- Ausgewählter Text
○ ○ ○ ○

"Souverän sind lediglich die ewig icecreamlutschenden Kinder"

Der abschließende fünfte Band der Werkausgabe Albert Ehrensteins widmet sich seinen Aufsätzen und Essays

Von Mario Alexander WeberRSS-Newsfeed neuer Artikel von Mario Alexander Weber

Besprochene Bücher / Literaturhinweise

Im Göttinger Wallstein Verlag ist der fünfte und abschließende Band der Werkausgabe des 1886 in Wien geborenen und 1950 in einem New Yorker Armenhospital verstorbenen Lyrikers und Erzählers Albert Ehrenstein erschienen. Als den Dichter "der bittersten Gedichte deutscher Sprache" bezeichnete ihn Kurt Pinthus posthum in der Neuauflage seiner Anthologie expressionistischer Lyrik "menschheitsdämmerung". Der Mensch sei "wie Schleim, gespuckt auf eine Schiene", liest man dort in Ehrensteins Gedicht "Ich bin des Lebens und des Todes müde". Starker Tobak sind diese Gedichte, ein "Leidender und Hasser, der stets auch ein großer Liebender war", sei Ehrenstein gewesen, so liest man auf dem Buchumschlag der Werkausgabe.

○ ○ ○ ○

- Zu erstellen
Beantworte zum ausgewählten Text diese drei Fragen:
1. In welchem Verlag ist der fünfte Band der Werkausgabe erschienen?
2. In welcher Stadt wurde Albert Ehrenstein geboren?
3. Wer bezeichnete Ehrenstein als den Dichter „der bittersten Gedichte deutscher Sprache“?
Die Daten werden hier nicht gebraucht.

- Rohdaten
○ ○ ○ ○

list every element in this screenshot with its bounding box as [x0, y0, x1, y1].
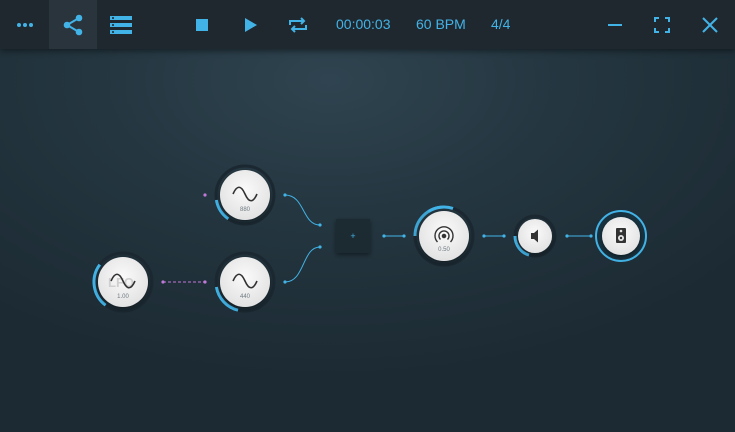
reverb-node[interactable]: 0.50: [413, 205, 475, 267]
reverb-value: 0.50: [438, 247, 450, 253]
frequency-value: 880: [240, 207, 251, 213]
frequency-value: 440: [240, 294, 251, 300]
audio-graph-window: 00:00:03 60 BPM 4/4 LFO 1.00 880 440 + 0…: [0, 0, 735, 432]
plus-icon: +: [350, 231, 355, 241]
volume-node[interactable]: [513, 214, 557, 258]
speaker-box-icon: [616, 228, 626, 243]
lfo-node[interactable]: LFO 1.00: [92, 251, 154, 313]
port[interactable]: [203, 280, 207, 284]
port[interactable]: [161, 280, 165, 284]
mixer-node[interactable]: +: [336, 219, 370, 253]
oscillator-node-880[interactable]: 880: [214, 164, 276, 226]
audio-link[interactable]: [284, 246, 321, 283]
audio-link[interactable]: [284, 194, 321, 226]
oscillator-node-440[interactable]: 440: [214, 251, 276, 313]
node-graph-canvas: LFO 1.00 880 440 + 0.50: [92, 164, 647, 313]
lfo-value: 1.00: [117, 294, 129, 300]
output-node[interactable]: [595, 210, 647, 262]
port[interactable]: [203, 193, 207, 197]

○ ○ ○ ○

- Vollständige Antwort
1. Im Göttinger Wallstein Verlag.
2. In Wien.
3. Kurt Pinthus.